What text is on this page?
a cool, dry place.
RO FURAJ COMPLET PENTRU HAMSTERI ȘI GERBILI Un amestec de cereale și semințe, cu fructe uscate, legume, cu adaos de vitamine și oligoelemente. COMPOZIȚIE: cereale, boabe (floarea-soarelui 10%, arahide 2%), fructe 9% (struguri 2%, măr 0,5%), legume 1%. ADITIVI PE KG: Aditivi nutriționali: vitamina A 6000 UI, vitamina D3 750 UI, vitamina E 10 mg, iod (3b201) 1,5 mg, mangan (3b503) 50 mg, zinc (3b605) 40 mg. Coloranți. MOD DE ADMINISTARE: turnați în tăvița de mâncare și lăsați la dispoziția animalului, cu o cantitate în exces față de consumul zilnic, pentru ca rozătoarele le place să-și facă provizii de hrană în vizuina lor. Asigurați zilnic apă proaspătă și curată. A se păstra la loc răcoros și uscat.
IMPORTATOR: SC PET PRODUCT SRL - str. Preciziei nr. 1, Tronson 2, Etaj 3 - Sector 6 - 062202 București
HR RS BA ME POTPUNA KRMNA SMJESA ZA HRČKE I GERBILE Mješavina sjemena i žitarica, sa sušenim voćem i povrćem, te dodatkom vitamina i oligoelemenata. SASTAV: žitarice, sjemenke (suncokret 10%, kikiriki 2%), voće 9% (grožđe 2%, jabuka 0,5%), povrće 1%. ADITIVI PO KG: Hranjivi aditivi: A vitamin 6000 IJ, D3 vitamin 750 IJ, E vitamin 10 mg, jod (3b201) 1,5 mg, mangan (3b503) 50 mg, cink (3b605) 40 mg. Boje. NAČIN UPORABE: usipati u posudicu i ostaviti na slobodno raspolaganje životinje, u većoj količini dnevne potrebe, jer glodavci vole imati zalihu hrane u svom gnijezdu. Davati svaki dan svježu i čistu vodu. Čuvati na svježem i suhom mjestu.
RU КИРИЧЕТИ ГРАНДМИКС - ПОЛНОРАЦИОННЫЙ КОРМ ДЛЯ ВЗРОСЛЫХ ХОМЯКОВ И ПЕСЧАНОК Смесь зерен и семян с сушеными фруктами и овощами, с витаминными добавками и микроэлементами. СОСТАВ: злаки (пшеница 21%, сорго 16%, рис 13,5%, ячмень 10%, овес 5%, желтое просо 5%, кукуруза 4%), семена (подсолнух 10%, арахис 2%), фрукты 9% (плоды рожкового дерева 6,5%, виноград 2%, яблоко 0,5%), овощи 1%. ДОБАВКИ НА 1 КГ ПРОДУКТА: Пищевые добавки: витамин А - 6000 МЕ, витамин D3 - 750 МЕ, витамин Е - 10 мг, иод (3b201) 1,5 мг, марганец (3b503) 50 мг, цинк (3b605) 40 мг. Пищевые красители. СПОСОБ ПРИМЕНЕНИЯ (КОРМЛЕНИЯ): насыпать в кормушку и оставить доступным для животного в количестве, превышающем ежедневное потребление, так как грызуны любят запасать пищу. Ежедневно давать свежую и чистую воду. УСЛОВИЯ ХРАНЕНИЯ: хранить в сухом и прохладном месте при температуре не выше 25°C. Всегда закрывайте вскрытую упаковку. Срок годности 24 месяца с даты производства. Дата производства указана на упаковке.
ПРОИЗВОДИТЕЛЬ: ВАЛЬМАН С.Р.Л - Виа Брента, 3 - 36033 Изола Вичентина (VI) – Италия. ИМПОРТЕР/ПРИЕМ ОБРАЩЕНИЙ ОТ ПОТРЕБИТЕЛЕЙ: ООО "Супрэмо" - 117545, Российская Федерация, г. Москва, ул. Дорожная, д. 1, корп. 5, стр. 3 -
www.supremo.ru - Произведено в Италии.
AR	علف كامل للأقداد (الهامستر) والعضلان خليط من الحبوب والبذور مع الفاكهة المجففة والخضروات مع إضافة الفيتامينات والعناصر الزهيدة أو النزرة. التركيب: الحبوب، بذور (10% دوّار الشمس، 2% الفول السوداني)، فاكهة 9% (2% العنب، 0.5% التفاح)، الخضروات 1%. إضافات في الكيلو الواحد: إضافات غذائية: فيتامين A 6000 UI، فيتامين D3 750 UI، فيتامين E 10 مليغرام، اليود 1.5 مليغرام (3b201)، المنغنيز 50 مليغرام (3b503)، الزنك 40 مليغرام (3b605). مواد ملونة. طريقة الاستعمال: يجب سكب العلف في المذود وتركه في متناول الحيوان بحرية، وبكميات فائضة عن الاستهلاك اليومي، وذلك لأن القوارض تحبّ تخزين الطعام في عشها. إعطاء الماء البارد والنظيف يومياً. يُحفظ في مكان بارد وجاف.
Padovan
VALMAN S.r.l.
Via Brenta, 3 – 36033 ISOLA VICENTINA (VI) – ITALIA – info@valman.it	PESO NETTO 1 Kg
==============================
WRITTEN INSTRUCTION. Retype the entries one by one, exactly.

THE ANSWER.
What text is on this page?
a cool, dry place.
RO FURAJ COMPLET PENTRU HAMSTERI ȘI GERBILI Un amestec de cereale și semințe, cu fructe uscate, legume, cu adaos de vitamine și oligoelemente. COMPOZIȚIE: cereale, boabe (floarea-soarelui 10%, arahide 2%), fructe 9% (struguri 2%, măr 0,5%), legume 1%. ADITIVI PE KG: Aditivi nutriționali: vitamina A 6000 UI, vitamina D3 750 UI, vitamina E 10 mg, iod (3b201) 1,5 mg, mangan (3b503) 50 mg, zinc (3b605) 40 mg. Coloranți. MOD DE ADMINISTARE: turnați în tăvița de mâncare și lăsați la dispoziția animalului, cu o cantitate în exces față de consumul zilnic, pentru ca rozătoarele le place să-și facă provizii de hrană în vizuina lor. Asigurați zilnic apă proaspătă și curată. A se păstra la loc răcoros și uscat.
IMPORTATOR: SC PET PRODUCT SRL - str. Preciziei nr. 1, Tronson 2, Etaj 3 - Sector 6 - 062202 București
HR RS BA ME POTPUNA KRMNA SMJESA ZA HRČKE I GERBILE Mješavina sjemena i žitarica, sa sušenim voćem i povrćem, te dodatkom vitamina i oligoelemenata. SASTAV: žitarice, sjemenke (suncokret 10%, kikiriki 2%), voće 9% (grožđe 2%, jabuka 0,5%), povrće 1%. ADITIVI PO KG: Hranjivi aditivi: A vitamin 6000 IJ, D3 vitamin 750 IJ, E vitamin 10 mg, jod (3b201) 1,5 mg, mangan (3b503) 50 mg, cink (3b605) 40 mg. Boje. NAČIN UPORABE: usipati u posudicu i ostaviti na slobodno raspolaganje životinje, u većoj količini dnevne potrebe, jer glodavci vole imati zalihu hrane u svom gnijezdu. Davati svaki dan svježu i čistu vodu. Čuvati na svježem i suhom mjestu.
RU КИРИЧЕТИ ГРАНДМИКС - ПОЛНОРАЦИОННЫЙ КОРМ ДЛЯ ВЗРОСЛЫХ ХОМЯКОВ И ПЕСЧАНОК Смесь зерен и семян с сушеными фруктами и овощами, с витаминными добавками и микроэлементами. СОСТАВ: злаки (пшеница 21%, сорго 16%, рис 13,5%, ячмень 10%, овес 5%, желтое просо 5%, кукуруза 4%), семена (подсолнух 10%, арахис 2%), фрукты 9% (плоды рожкового дерева 6,5%, виноград 2%, яблоко 0,5%), овощи 1%. ДОБАВКИ НА 1 КГ ПРОДУКТА: Пищевые добавки: витамин А - 6000 МЕ, витамин D3 - 750 МЕ, витамин Е - 10 мг, иод (3b201) 1,5 мг, марганец (3b503) 50 мг, цинк (3b605) 40 мг. Пищевые красители. СПОСОБ ПРИМЕНЕНИЯ (КОРМЛЕНИЯ): насыпать в кормушку и оставить доступным для животного в количестве, превышающем ежедневное потребление, так как грызуны любят запасать пищу. Ежедневно давать свежую и чистую воду. УСЛОВИЯ ХРАНЕНИЯ: хранить в сухом и прохладном месте при температуре не выше 25°C. Всегда закрывайте вскрытую упаковку. Срок годности 24 месяца с даты производства. Дата производства указана на упаковке.
ПРОИЗВОДИТЕЛЬ: ВАЛЬМАН С.Р.Л - Виа Брента, 3 - 36033 Изола Вичентина (VI) – Италия. ИМПОРТЕР/ПРИЕМ ОБРАЩЕНИЙ ОТ ПОТРЕБИТЕЛЕЙ: ООО "Супрэмо" - 117545, Российская Федерация, г. Москва, ул. Дорожная, д. 1, корп. 5, стр. 3 -
www.supremo.ru - Произведено в Италии.
AR	علف كامل للأقداد (الهامستر) والعضلان خليط من الحبوب والبذور مع الفاكهة المجففة والخضروات مع إضافة الفيتامينات والعناصر الزهيدة أو النزرة. التركيب: الحبوب، بذور (10% دوّار الشمس، 2% الفول السوداني)، فاكهة 9% (2% العنب، 0.5% التفاح)، الخضروات 1%. إضافات في الكيلو الواحد: إضافات غذائية: فيتامين A 6000 UI، فيتامين D3 750 UI، فيتامين E 10 مليغرام، اليود 1.5 مليغرام (3b201)، المنغنيز 50 مليغرام (3b503)، الزنك 40 مليغرام (3b605). مواد ملونة. طريقة الاستعمال: يجب سكب العلف في المذود وتركه في متناول الحيوان بحرية، وبكميات فائضة عن الاستهلاك اليومي، وذلك لأن القوارض تحبّ تخزين الطعام في عشها. إعطاء الماء البارد والنظيف يومياً. يُحفظ في مكان بارد وجاف.
Padovan
VALMAN S.r.l.
Via Brenta, 3 – 36033 ISOLA VICENTINA (VI) – ITALIA – info@valman.it	PESO NETTO 1 Kg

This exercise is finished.